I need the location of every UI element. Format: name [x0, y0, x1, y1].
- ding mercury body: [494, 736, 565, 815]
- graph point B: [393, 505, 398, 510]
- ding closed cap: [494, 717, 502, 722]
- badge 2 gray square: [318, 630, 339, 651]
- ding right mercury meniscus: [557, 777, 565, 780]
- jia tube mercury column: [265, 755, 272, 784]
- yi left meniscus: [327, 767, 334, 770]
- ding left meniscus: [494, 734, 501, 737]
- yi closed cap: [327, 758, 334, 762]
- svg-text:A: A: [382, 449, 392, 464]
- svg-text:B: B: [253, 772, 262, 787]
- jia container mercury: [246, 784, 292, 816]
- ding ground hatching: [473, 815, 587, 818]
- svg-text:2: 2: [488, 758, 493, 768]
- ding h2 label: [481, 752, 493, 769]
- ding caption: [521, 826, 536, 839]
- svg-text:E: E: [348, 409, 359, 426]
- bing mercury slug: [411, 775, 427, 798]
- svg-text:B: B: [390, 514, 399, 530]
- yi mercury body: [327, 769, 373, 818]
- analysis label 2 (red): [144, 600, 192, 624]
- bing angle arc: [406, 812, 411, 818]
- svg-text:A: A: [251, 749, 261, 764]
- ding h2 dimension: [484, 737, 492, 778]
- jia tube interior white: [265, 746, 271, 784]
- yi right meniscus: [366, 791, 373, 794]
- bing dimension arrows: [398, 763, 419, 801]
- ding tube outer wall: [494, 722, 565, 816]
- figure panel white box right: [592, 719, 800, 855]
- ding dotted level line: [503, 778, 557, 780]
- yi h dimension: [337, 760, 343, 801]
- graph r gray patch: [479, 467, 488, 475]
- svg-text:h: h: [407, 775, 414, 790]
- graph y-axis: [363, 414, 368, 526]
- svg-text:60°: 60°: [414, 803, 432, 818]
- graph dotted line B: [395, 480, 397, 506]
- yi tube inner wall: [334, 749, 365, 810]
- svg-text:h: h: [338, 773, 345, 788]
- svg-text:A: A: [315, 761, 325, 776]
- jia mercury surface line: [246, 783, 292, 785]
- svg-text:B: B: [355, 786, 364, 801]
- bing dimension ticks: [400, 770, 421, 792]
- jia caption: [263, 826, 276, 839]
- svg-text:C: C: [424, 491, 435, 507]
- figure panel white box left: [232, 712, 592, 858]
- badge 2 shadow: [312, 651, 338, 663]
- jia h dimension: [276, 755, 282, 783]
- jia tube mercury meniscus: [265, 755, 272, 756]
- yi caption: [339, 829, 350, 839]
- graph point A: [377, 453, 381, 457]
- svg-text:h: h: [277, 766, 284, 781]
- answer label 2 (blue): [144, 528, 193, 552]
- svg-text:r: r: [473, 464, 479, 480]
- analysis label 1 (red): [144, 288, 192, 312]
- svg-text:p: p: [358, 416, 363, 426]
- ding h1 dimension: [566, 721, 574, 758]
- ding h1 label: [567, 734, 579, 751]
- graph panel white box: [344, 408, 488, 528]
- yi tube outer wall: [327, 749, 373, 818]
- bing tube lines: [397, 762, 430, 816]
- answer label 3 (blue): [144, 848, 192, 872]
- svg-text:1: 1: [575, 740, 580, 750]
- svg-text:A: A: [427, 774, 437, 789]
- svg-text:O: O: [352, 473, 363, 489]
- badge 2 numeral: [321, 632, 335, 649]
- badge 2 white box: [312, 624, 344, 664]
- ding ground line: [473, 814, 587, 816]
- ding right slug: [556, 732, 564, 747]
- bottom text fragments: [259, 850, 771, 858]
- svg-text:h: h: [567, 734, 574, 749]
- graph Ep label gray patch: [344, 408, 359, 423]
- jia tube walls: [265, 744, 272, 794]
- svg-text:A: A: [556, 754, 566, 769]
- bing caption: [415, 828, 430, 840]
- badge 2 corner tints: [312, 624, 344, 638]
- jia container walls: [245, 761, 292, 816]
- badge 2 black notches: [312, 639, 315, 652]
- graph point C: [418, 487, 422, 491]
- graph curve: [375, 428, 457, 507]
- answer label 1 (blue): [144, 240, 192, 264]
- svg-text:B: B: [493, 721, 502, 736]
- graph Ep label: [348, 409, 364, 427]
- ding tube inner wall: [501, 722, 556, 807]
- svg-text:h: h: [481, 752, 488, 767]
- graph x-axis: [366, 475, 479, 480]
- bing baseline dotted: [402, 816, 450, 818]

*Problem to work on*: Please reproduce every one of the lines above word for word, from the first to the last, with each name and its four numbers unchanged.

*Answer for this exercise*:
I need the location of every UI element. Format: name [x0, y0, x1, y1].
- ding mercury body: [494, 736, 565, 815]
- graph point B: [393, 505, 398, 510]
- ding closed cap: [494, 717, 502, 722]
- badge 2 gray square: [318, 630, 339, 651]
- ding right mercury meniscus: [557, 777, 565, 780]
- jia tube mercury column: [265, 755, 272, 784]
- yi left meniscus: [327, 767, 334, 770]
- ding left meniscus: [494, 734, 501, 737]
- yi closed cap: [327, 758, 334, 762]
- svg-text:A: A: [382, 449, 392, 464]
- svg-text:B: B: [253, 772, 262, 787]
- jia container mercury: [246, 784, 292, 816]
- ding ground hatching: [473, 815, 587, 818]
- svg-text:2: 2: [488, 758, 493, 768]
- ding h2 label: [481, 752, 493, 769]
- ding caption: [521, 826, 536, 839]
- svg-text:E: E: [348, 409, 359, 426]
- bing mercury slug: [411, 775, 427, 798]
- svg-text:B: B: [390, 514, 399, 530]
- yi mercury body: [327, 769, 373, 818]
- analysis label 2 (red): [144, 600, 192, 624]
- bing angle arc: [406, 812, 411, 818]
- svg-text:A: A: [251, 749, 261, 764]
- ding h2 dimension: [484, 737, 492, 778]
- jia tube interior white: [265, 746, 271, 784]
- yi right meniscus: [366, 791, 373, 794]
- bing dimension arrows: [398, 763, 419, 801]
- ding tube outer wall: [494, 722, 565, 816]
- figure panel white box right: [592, 719, 800, 855]
- ding dotted level line: [503, 778, 557, 780]
- yi h dimension: [337, 760, 343, 801]
- graph r gray patch: [479, 467, 488, 475]
- svg-text:h: h: [407, 775, 414, 790]
- graph y-axis: [363, 414, 368, 526]
- svg-text:60°: 60°: [414, 803, 432, 818]
- graph dotted line B: [395, 480, 397, 506]
- yi tube inner wall: [334, 749, 365, 810]
- svg-text:h: h: [338, 773, 345, 788]
- svg-text:A: A: [315, 761, 325, 776]
- jia mercury surface line: [246, 783, 292, 785]
- svg-text:B: B: [355, 786, 364, 801]
- bing dimension ticks: [400, 770, 421, 792]
- jia caption: [263, 826, 276, 839]
- svg-text:C: C: [424, 491, 435, 507]
- figure panel white box left: [232, 712, 592, 858]
- badge 2 shadow: [312, 651, 338, 663]
- jia h dimension: [276, 755, 282, 783]
- jia tube mercury meniscus: [265, 755, 272, 756]
- yi caption: [339, 829, 350, 839]
- graph point A: [377, 453, 381, 457]
- svg-text:h: h: [277, 766, 284, 781]
- answer label 2 (blue): [144, 528, 193, 552]
- svg-text:r: r: [473, 464, 479, 480]
- analysis label 1 (red): [144, 288, 192, 312]
- svg-text:p: p: [358, 416, 363, 426]
- ding h1 dimension: [566, 721, 574, 758]
- ding h1 label: [567, 734, 579, 751]
- graph panel white box: [344, 408, 488, 528]
- yi tube outer wall: [327, 749, 373, 818]
- bing tube lines: [397, 762, 430, 816]
- answer label 3 (blue): [144, 848, 192, 872]
- svg-text:1: 1: [575, 740, 580, 750]
- svg-text:A: A: [427, 774, 437, 789]
- svg-text:O: O: [352, 473, 363, 489]
- badge 2 numeral: [321, 632, 335, 649]
- badge 2 white box: [312, 624, 344, 664]
- ding ground line: [473, 814, 587, 816]
- ding right slug: [556, 732, 564, 747]
- bottom text fragments: [259, 850, 771, 858]
- svg-text:h: h: [567, 734, 574, 749]
- graph Ep label gray patch: [344, 408, 359, 423]
- jia tube walls: [265, 744, 272, 794]
- svg-text:A: A: [556, 754, 566, 769]
- bing caption: [415, 828, 430, 840]
- badge 2 corner tints: [312, 624, 344, 638]
- jia container walls: [245, 761, 292, 816]
- badge 2 black notches: [312, 639, 315, 652]
- graph point C: [418, 487, 422, 491]
- graph curve: [375, 428, 457, 507]
- answer label 1 (blue): [144, 240, 192, 264]
- svg-text:B: B: [493, 721, 502, 736]
- graph Ep label: [348, 409, 364, 427]
- ding tube inner wall: [501, 722, 556, 807]
- svg-text:h: h: [481, 752, 488, 767]
- graph x-axis: [366, 475, 479, 480]
- bing baseline dotted: [402, 816, 450, 818]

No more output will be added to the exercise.